— start Records provided —
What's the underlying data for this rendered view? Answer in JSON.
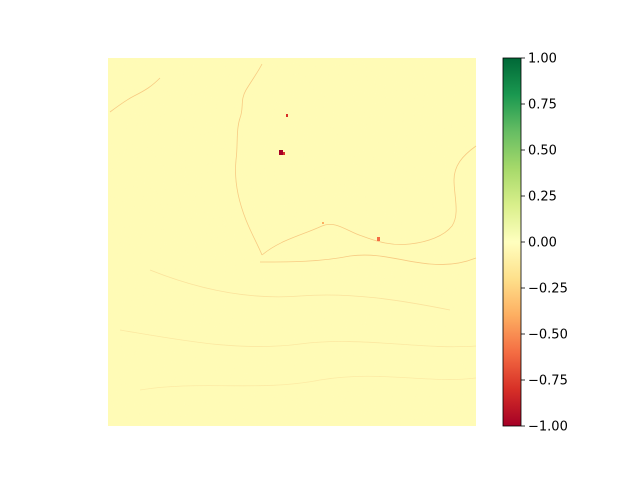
{
  "chart_data": {
    "type": "heatmap",
    "title": "",
    "xlabel": "",
    "ylabel": "",
    "axes_visible": false,
    "colormap": "RdYlGn",
    "vmin": -1.0,
    "vmax": 1.0,
    "dominant_value": 0.0,
    "dominant_color": "#fffbb6",
    "colorbar": {
      "position": "right",
      "ticks": [
        1.0,
        0.75,
        0.5,
        0.25,
        0.0,
        -0.25,
        -0.5,
        -0.75,
        -1.0
      ],
      "tick_labels": [
        "1.00",
        "0.75",
        "0.50",
        "0.25",
        "0.00",
        "−0.25",
        "−0.50",
        "−0.75",
        "−1.00"
      ]
    },
    "colormap_stops": [
      {
        "value": -1.0,
        "color": "#a50026"
      },
      {
        "value": -0.8,
        "color": "#d73027"
      },
      {
        "value": -0.6,
        "color": "#f46d43"
      },
      {
        "value": -0.4,
        "color": "#fdae61"
      },
      {
        "value": -0.2,
        "color": "#fee08b"
      },
      {
        "value": 0.0,
        "color": "#ffffbf"
      },
      {
        "value": 0.2,
        "color": "#d9ef8b"
      },
      {
        "value": 0.4,
        "color": "#a6d96a"
      },
      {
        "value": 0.6,
        "color": "#66bd63"
      },
      {
        "value": 0.8,
        "color": "#1a9850"
      },
      {
        "value": 1.0,
        "color": "#006837"
      }
    ]
  }
}
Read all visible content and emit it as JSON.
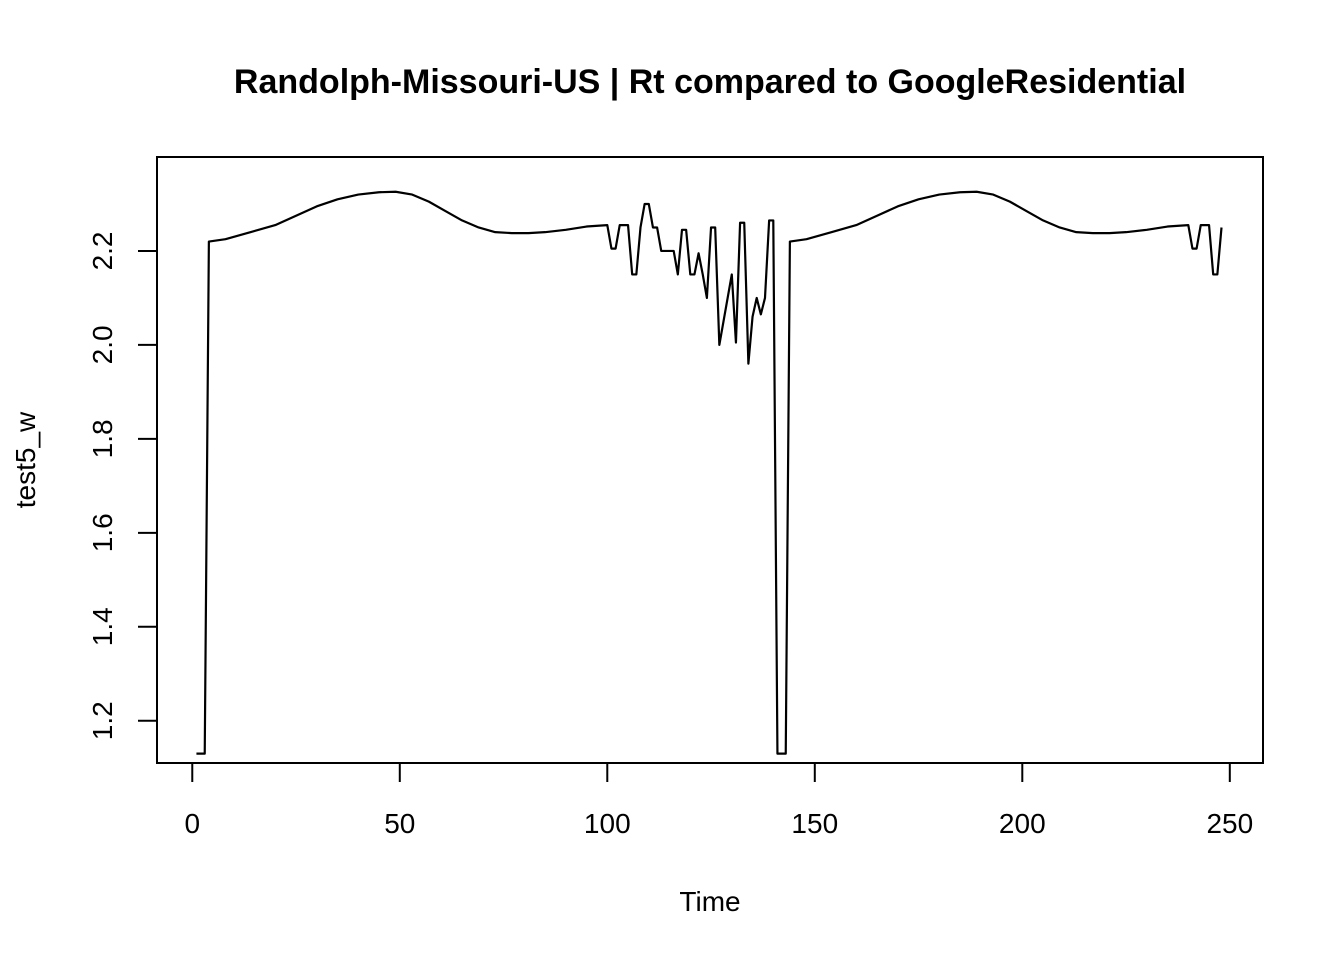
{
  "chart_data": {
    "type": "line",
    "title": "Randolph-Missouri-US | Rt compared to GoogleResidential",
    "xlabel": "Time",
    "ylabel": "test5_w",
    "xlim": [
      -8.5,
      258
    ],
    "ylim": [
      1.11,
      2.4
    ],
    "x_ticks": [
      0,
      50,
      100,
      150,
      200,
      250
    ],
    "y_ticks": [
      1.2,
      1.4,
      1.6,
      1.8,
      2.0,
      2.2
    ],
    "grid": false,
    "legend": "none",
    "line_color": "#000000",
    "series": [
      {
        "x": [
          1,
          2,
          3,
          4,
          8,
          14,
          20,
          25,
          30,
          35,
          40,
          45,
          49,
          53,
          57,
          61,
          65,
          69,
          73,
          77,
          81,
          85,
          90,
          95,
          100,
          101,
          102,
          103,
          104,
          105,
          106,
          107,
          108,
          109,
          110,
          111,
          112,
          113,
          114,
          115,
          116,
          117,
          118,
          119,
          120,
          121,
          122,
          123,
          124,
          125,
          126,
          127,
          128,
          129,
          130,
          131,
          132,
          133,
          134,
          135,
          136,
          137,
          138,
          139,
          140,
          141,
          142,
          143,
          144,
          148,
          154,
          160,
          165,
          170,
          175,
          180,
          185,
          189,
          193,
          197,
          201,
          205,
          209,
          213,
          217,
          221,
          225,
          230,
          235,
          240,
          241,
          242,
          243,
          244,
          245,
          246,
          247,
          248
        ],
        "values": [
          1.13,
          1.13,
          1.13,
          2.22,
          2.225,
          2.24,
          2.255,
          2.275,
          2.295,
          2.31,
          2.32,
          2.325,
          2.326,
          2.32,
          2.305,
          2.285,
          2.265,
          2.25,
          2.24,
          2.238,
          2.238,
          2.24,
          2.245,
          2.252,
          2.255,
          2.205,
          2.205,
          2.255,
          2.255,
          2.255,
          2.15,
          2.15,
          2.25,
          2.3,
          2.3,
          2.25,
          2.25,
          2.2,
          2.2,
          2.2,
          2.2,
          2.15,
          2.245,
          2.245,
          2.15,
          2.15,
          2.195,
          2.15,
          2.1,
          2.25,
          2.25,
          2.0,
          2.05,
          2.1,
          2.15,
          2.005,
          2.26,
          2.26,
          1.96,
          2.06,
          2.1,
          2.065,
          2.1,
          2.265,
          2.265,
          1.13,
          1.13,
          1.13,
          2.22,
          2.225,
          2.24,
          2.255,
          2.275,
          2.295,
          2.31,
          2.32,
          2.325,
          2.326,
          2.32,
          2.305,
          2.285,
          2.265,
          2.25,
          2.24,
          2.238,
          2.238,
          2.24,
          2.245,
          2.252,
          2.255,
          2.205,
          2.205,
          2.255,
          2.255,
          2.255,
          2.15,
          2.15,
          2.25
        ]
      }
    ]
  }
}
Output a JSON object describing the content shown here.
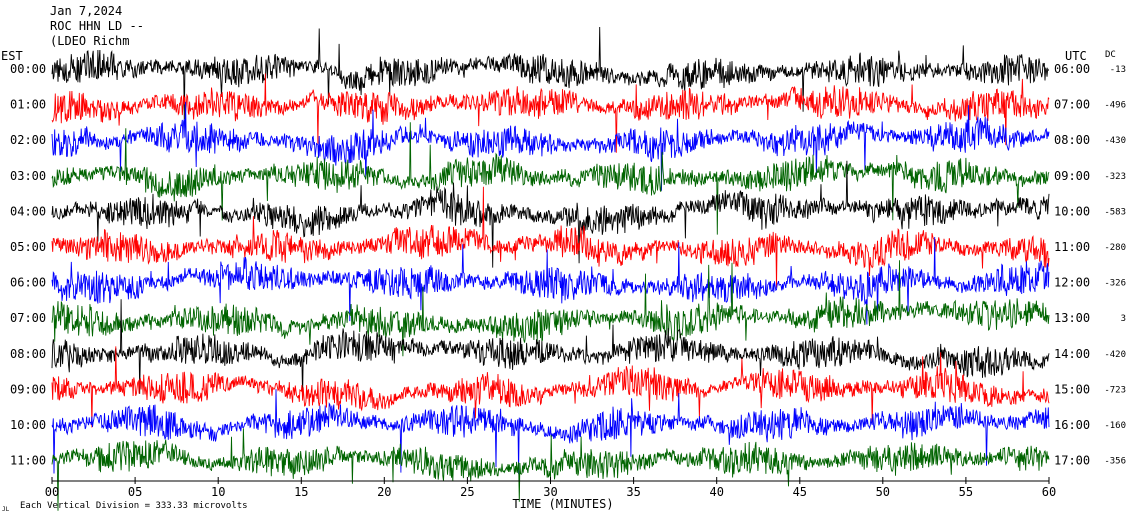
{
  "header": {
    "date": "Jan 7,2024",
    "station": "ROC HHN LD --",
    "location": "(LDEO Richm"
  },
  "chart_data": {
    "type": "line",
    "title": "Jan 7,2024",
    "left_axis_label": "EST",
    "right_axis_label": "UTC",
    "offset_label": "DC",
    "xlabel": "TIME (MINUTES)",
    "scale_note": "Each Vertical Division =  333.33 microvolts",
    "corner_mark": "JL",
    "xlim": [
      0,
      60
    ],
    "x_ticks": [
      "00",
      "05",
      "10",
      "15",
      "20",
      "25",
      "30",
      "35",
      "40",
      "45",
      "50",
      "55",
      "60"
    ],
    "trace_colors": [
      "#000000",
      "#ff0000",
      "#0000ff",
      "#006400"
    ],
    "traces": [
      {
        "est": "00:00",
        "utc": "06:00",
        "dc": "-13"
      },
      {
        "est": "01:00",
        "utc": "07:00",
        "dc": "-496"
      },
      {
        "est": "02:00",
        "utc": "08:00",
        "dc": "-430"
      },
      {
        "est": "03:00",
        "utc": "09:00",
        "dc": "-323"
      },
      {
        "est": "04:00",
        "utc": "10:00",
        "dc": "-583"
      },
      {
        "est": "05:00",
        "utc": "11:00",
        "dc": "-280"
      },
      {
        "est": "06:00",
        "utc": "12:00",
        "dc": "-326"
      },
      {
        "est": "07:00",
        "utc": "13:00",
        "dc": "3"
      },
      {
        "est": "08:00",
        "utc": "14:00",
        "dc": "-420"
      },
      {
        "est": "09:00",
        "utc": "15:00",
        "dc": "-723"
      },
      {
        "est": "10:00",
        "utc": "16:00",
        "dc": "-160"
      },
      {
        "est": "11:00",
        "utc": "17:00",
        "dc": "-356"
      }
    ]
  }
}
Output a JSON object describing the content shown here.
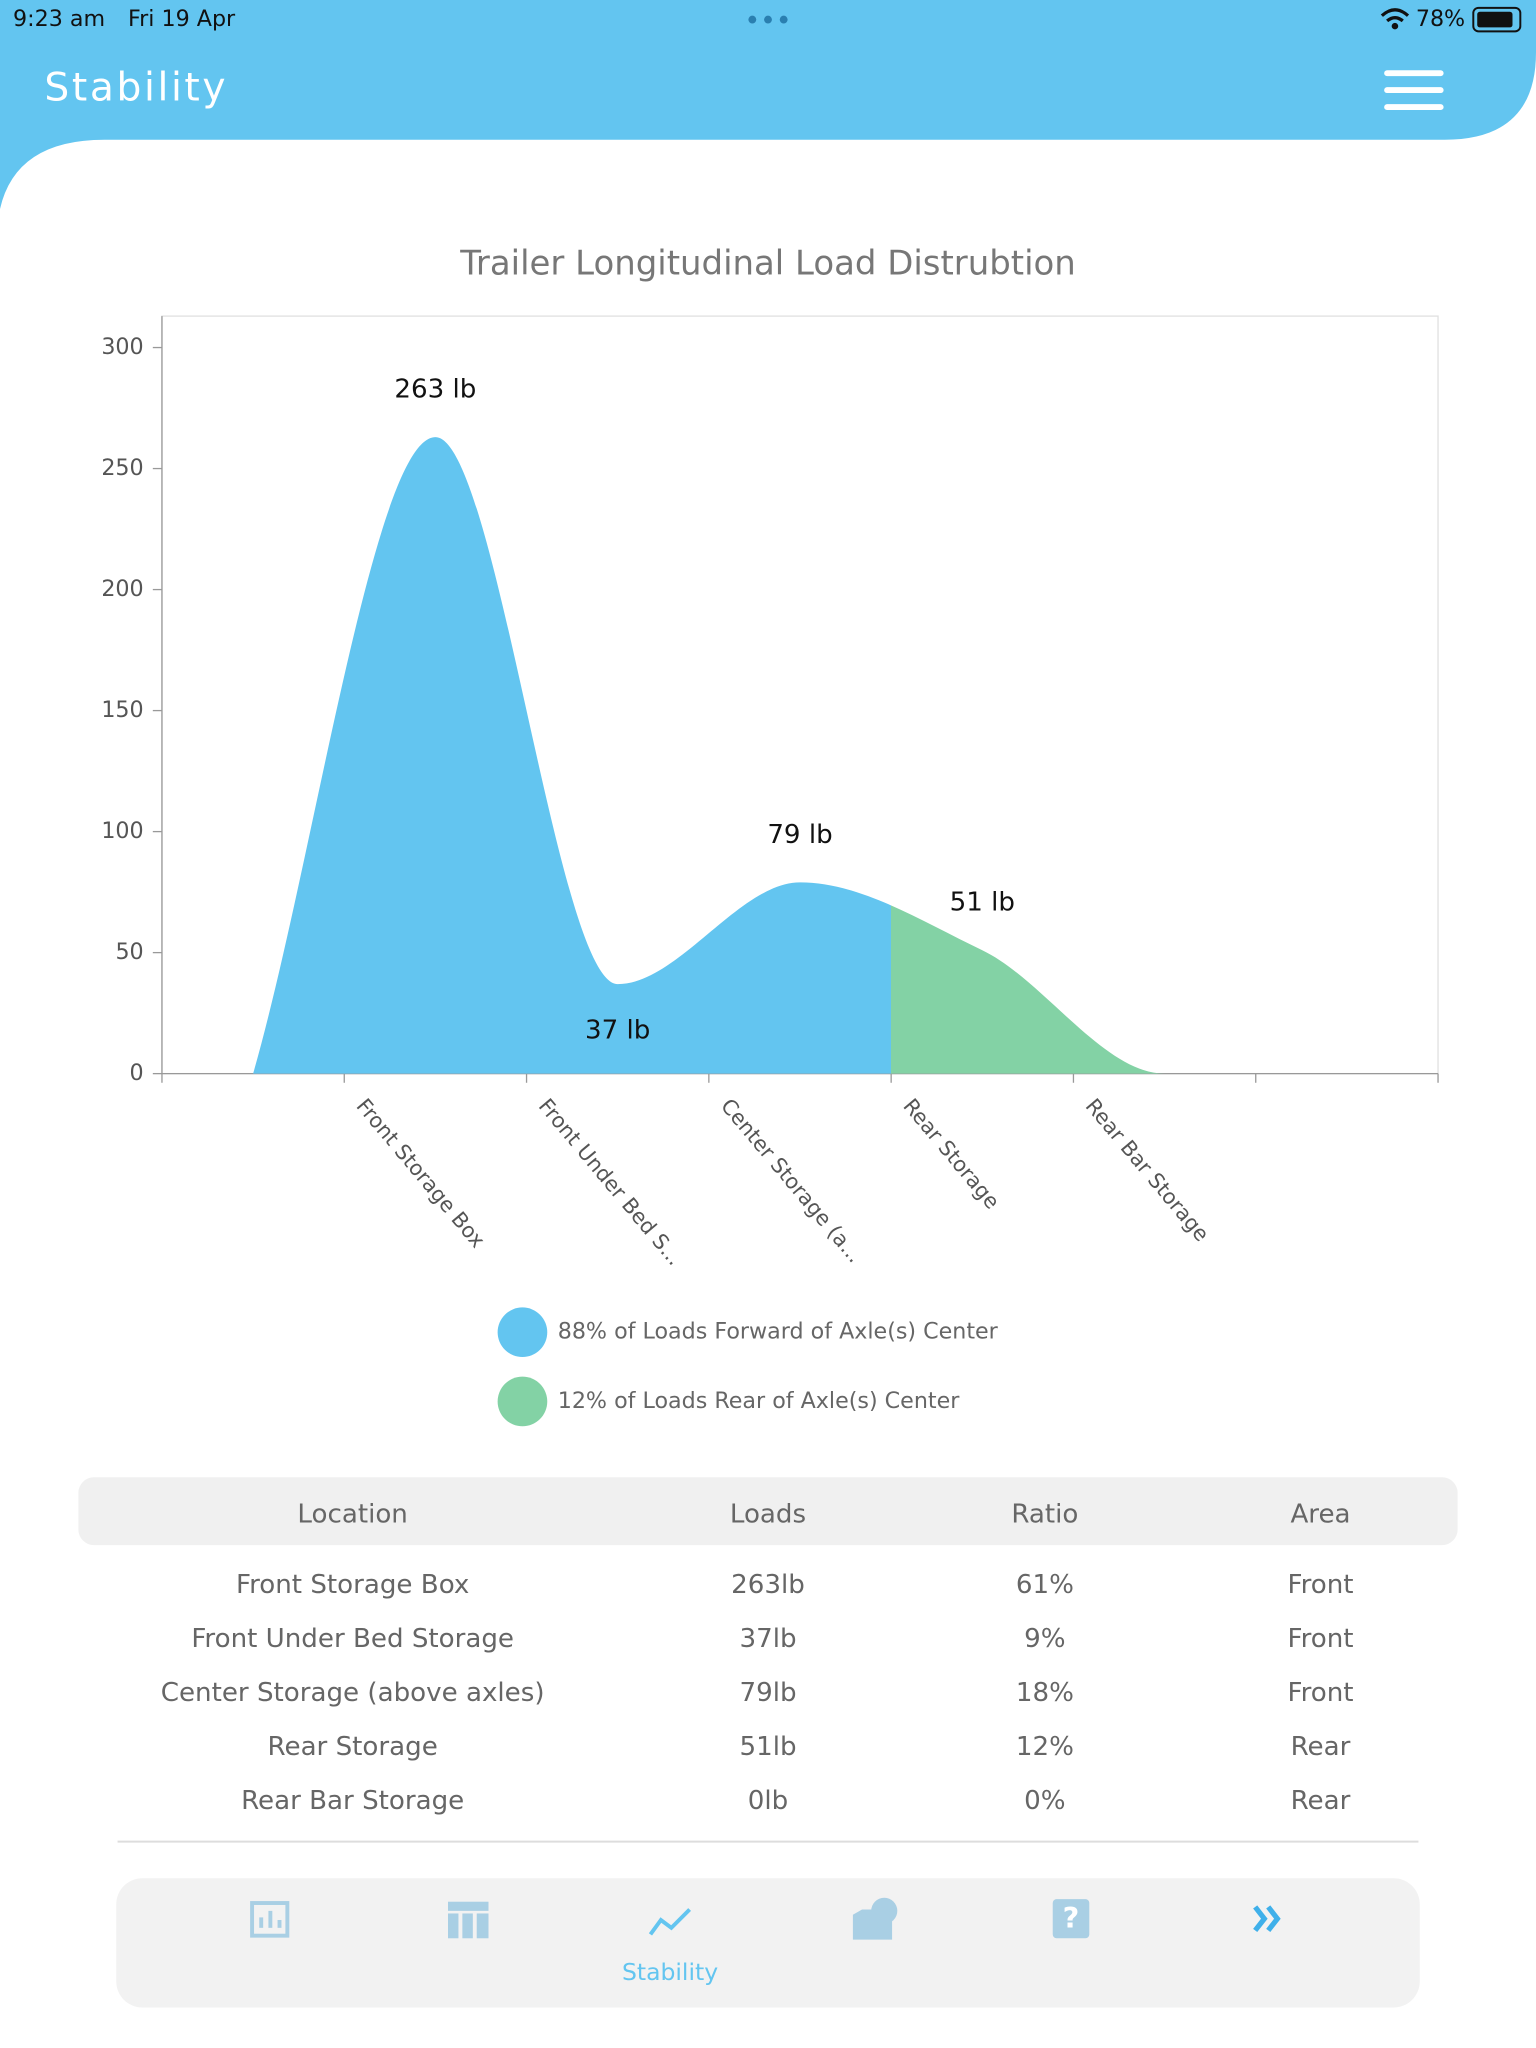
{
  "status_bar": {
    "time": "9:23 am",
    "date": "Fri 19 Apr",
    "battery": "78%"
  },
  "header": {
    "title": "Stability"
  },
  "chart_data": {
    "type": "area",
    "title": "Trailer Longitudinal Load Distrubtion",
    "categories": [
      null,
      "Front Storage Box",
      "Front Under Bed S...",
      "Center Storage (a...",
      "Rear Storage",
      "Rear Bar Storage",
      null
    ],
    "values": [
      null,
      263,
      37,
      79,
      51,
      0,
      null
    ],
    "value_labels": [
      null,
      "263 lb",
      "37 lb",
      "79 lb",
      "51 lb",
      null,
      null
    ],
    "point_colors": [
      null,
      "#63c5f0",
      "#63c5f0",
      "#63c5f0",
      "#83d2a5",
      "#83d2a5",
      null
    ],
    "ylim": [
      0,
      313
    ],
    "yticks": [
      0,
      50,
      100,
      150,
      200,
      250,
      300
    ],
    "legend": [
      {
        "label": "88% of Loads Forward of Axle(s) Center",
        "color": "#63c5f0"
      },
      {
        "label": "12% of Loads Rear of Axle(s) Center",
        "color": "#83d2a5"
      }
    ]
  },
  "table": {
    "columns": [
      "Location",
      "Loads",
      "Ratio",
      "Area"
    ],
    "rows": [
      [
        "Front Storage Box",
        "263lb",
        "61%",
        "Front"
      ],
      [
        "Front Under Bed Storage",
        "37lb",
        "9%",
        "Front"
      ],
      [
        "Center Storage (above axles)",
        "79lb",
        "18%",
        "Front"
      ],
      [
        "Rear Storage",
        "51lb",
        "12%",
        "Rear"
      ],
      [
        "Rear Bar Storage",
        "0lb",
        "0%",
        "Rear"
      ]
    ]
  },
  "tab_bar": {
    "active_label": "Stability"
  }
}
— end Records provided —
Return the lines of the records that include the string "Stability".

Full answer:
    "title": "Stability"
    "active_label": "Stability"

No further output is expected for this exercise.